● INSTRUCTIONS TO FOLLOW
Present the items as a numbered list, omitting any blank lines, starting with the first line and going on through the line that contains "staticText: 3975: [633, 373, 660, 387]", with that line included.

● GIVEN RECORDS
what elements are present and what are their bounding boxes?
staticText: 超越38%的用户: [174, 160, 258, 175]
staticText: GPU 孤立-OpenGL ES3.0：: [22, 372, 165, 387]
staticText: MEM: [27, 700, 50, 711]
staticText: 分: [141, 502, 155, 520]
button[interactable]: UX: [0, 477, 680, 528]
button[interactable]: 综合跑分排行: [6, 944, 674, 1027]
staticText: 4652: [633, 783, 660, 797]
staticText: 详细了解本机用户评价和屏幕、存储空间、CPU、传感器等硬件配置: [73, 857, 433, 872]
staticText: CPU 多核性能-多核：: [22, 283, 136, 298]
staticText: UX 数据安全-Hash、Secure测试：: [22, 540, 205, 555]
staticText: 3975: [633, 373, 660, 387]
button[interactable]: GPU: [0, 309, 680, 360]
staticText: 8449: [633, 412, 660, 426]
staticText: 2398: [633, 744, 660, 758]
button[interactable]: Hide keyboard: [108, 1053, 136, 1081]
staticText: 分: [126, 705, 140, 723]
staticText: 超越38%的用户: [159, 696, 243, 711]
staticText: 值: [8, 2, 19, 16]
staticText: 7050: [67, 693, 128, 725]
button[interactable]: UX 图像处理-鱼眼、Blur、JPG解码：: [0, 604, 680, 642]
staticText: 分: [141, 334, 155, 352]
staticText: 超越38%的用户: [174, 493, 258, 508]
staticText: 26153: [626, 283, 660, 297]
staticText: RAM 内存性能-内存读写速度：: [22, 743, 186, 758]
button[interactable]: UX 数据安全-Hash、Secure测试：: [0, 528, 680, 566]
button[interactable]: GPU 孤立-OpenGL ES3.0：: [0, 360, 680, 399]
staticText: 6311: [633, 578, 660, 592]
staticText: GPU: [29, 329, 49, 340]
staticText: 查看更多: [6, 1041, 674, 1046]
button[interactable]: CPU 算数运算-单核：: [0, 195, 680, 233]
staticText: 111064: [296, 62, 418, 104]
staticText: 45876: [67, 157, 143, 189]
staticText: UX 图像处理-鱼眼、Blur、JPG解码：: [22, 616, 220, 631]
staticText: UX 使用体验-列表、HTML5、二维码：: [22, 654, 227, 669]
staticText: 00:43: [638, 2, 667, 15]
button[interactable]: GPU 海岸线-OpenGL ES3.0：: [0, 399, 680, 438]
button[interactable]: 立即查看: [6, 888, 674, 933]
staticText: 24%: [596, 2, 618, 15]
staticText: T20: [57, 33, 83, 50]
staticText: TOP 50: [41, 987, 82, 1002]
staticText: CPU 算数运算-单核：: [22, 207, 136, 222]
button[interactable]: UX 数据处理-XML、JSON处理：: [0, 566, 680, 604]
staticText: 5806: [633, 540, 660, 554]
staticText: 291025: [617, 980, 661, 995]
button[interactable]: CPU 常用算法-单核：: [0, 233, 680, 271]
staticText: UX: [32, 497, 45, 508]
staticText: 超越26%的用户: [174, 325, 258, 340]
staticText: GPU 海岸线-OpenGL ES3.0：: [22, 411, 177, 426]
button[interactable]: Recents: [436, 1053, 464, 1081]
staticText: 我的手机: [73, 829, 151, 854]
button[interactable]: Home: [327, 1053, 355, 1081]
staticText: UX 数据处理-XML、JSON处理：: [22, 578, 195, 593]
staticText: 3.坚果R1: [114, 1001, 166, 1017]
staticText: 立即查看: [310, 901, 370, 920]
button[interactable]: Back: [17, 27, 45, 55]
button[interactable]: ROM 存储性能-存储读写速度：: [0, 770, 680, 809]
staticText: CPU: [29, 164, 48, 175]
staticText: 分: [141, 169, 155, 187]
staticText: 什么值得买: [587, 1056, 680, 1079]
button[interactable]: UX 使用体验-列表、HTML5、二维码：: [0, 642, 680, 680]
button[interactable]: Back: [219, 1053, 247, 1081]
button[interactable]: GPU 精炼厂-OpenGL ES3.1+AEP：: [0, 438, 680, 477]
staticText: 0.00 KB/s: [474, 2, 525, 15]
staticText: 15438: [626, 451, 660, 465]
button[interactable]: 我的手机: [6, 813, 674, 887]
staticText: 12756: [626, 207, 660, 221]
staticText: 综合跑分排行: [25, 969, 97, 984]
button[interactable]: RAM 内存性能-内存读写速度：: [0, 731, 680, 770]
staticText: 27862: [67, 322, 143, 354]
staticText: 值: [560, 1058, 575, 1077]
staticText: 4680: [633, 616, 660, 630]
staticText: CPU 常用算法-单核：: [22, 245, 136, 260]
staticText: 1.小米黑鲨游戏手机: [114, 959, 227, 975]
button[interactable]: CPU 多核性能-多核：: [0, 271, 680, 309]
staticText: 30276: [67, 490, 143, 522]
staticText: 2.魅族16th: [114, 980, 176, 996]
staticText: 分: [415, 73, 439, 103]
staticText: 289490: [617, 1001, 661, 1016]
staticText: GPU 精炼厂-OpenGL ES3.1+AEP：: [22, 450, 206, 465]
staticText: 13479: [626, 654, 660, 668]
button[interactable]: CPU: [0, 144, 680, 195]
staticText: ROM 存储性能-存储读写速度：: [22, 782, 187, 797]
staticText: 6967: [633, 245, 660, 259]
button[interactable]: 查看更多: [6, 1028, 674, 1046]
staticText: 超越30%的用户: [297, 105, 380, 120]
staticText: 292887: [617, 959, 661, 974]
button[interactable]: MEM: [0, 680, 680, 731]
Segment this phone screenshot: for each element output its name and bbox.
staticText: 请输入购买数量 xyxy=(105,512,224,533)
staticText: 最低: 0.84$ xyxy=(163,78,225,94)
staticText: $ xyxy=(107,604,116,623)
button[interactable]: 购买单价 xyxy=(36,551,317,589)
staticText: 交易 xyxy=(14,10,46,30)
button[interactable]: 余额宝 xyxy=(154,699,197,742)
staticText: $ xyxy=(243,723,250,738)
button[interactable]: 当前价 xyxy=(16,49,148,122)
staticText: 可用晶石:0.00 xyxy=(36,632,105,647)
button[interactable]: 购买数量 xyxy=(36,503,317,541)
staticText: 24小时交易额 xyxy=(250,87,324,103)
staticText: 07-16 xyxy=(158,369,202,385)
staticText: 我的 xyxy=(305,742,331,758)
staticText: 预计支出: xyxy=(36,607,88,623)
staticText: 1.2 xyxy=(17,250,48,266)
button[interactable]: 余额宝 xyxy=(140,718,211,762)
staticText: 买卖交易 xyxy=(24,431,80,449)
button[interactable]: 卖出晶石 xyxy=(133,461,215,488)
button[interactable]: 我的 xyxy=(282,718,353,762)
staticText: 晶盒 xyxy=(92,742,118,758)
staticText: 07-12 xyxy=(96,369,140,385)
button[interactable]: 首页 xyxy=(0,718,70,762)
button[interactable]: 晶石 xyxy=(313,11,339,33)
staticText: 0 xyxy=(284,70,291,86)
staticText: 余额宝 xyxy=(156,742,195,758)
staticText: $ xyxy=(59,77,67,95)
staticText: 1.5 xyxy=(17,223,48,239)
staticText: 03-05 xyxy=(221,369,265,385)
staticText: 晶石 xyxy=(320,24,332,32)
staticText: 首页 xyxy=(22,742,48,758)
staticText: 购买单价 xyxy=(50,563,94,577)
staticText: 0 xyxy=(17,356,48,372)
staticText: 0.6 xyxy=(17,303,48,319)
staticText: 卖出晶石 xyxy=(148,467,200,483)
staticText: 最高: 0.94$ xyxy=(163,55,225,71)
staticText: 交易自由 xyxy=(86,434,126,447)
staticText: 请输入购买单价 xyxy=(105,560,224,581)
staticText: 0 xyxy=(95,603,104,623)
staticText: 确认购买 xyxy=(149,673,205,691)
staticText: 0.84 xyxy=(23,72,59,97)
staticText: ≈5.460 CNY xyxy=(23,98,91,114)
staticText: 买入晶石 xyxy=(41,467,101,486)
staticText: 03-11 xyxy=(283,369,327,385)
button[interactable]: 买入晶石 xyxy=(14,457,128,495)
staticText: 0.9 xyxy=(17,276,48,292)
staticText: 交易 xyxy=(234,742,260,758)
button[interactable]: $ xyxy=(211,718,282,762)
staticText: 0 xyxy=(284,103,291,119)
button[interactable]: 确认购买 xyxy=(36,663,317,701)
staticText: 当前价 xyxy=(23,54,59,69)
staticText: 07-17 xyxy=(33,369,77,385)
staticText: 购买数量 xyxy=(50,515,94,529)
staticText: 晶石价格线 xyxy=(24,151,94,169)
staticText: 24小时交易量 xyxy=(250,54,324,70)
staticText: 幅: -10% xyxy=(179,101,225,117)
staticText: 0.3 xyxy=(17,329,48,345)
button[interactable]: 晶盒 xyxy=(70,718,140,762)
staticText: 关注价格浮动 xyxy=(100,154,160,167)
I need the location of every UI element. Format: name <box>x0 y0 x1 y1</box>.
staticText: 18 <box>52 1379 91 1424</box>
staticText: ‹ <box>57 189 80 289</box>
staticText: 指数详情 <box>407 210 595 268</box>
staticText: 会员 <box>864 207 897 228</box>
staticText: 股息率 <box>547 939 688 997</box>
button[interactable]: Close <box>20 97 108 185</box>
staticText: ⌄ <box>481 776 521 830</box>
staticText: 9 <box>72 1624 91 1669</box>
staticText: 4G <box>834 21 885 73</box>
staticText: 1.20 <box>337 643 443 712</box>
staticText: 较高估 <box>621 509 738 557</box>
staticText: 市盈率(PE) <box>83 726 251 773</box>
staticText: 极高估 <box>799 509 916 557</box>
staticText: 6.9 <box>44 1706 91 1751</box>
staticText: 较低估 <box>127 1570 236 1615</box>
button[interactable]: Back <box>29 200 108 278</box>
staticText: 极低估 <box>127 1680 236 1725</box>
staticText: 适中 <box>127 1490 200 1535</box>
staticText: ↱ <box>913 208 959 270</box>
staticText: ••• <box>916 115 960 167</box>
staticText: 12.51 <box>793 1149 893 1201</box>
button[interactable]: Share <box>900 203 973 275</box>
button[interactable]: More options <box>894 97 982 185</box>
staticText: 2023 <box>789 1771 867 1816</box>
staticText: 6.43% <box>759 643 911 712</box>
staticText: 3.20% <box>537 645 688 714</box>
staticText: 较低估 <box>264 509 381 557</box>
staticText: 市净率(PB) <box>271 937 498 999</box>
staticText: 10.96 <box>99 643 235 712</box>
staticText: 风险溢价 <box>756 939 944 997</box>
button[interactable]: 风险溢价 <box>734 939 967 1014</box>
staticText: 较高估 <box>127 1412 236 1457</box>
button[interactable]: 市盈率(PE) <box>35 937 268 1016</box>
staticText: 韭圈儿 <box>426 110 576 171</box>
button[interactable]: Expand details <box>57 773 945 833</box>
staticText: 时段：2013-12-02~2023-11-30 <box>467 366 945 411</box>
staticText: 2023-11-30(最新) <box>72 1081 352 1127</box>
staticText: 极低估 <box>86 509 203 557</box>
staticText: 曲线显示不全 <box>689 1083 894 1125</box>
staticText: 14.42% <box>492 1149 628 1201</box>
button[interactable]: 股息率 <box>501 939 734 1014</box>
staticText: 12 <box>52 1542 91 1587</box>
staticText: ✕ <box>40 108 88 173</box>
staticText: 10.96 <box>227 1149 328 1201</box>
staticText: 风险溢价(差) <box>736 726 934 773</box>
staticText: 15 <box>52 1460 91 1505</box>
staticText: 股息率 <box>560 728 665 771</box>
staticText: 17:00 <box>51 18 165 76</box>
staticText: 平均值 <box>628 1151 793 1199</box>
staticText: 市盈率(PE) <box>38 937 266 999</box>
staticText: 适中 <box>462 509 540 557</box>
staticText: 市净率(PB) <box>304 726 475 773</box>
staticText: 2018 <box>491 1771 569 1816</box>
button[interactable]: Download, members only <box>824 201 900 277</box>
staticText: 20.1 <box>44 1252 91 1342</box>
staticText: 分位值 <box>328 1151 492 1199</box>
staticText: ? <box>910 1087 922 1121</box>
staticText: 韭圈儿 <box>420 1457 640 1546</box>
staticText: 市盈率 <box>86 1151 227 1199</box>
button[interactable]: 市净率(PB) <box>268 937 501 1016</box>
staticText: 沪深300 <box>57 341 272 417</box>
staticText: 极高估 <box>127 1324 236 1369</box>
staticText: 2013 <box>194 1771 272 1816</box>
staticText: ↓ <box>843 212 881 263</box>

● REPLY TO THE TASK
1. what elements are present and what are their bounding boxes?
2. staticText: 超越38%的用户: [174, 160, 258, 175]
3. staticText: GPU 孤立-OpenGL ES3.0：: [22, 372, 165, 387]
4. staticText: MEM: [27, 700, 50, 711]
5. staticText: 分: [141, 502, 155, 520]
6. button[interactable]: UX: [0, 477, 680, 528]
7. button[interactable]: 综合跑分排行: [6, 944, 674, 1027]
8. staticText: 4652: [633, 783, 660, 797]
9. staticText: 详细了解本机用户评价和屏幕、存储空间、CPU、传感器等硬件配置: [73, 857, 433, 872]
10. staticText: CPU 多核性能-多核：: [22, 283, 136, 298]
11. staticText: UX 数据安全-Hash、Secure测试：: [22, 540, 205, 555]
12. staticText: 3975: [633, 373, 660, 387]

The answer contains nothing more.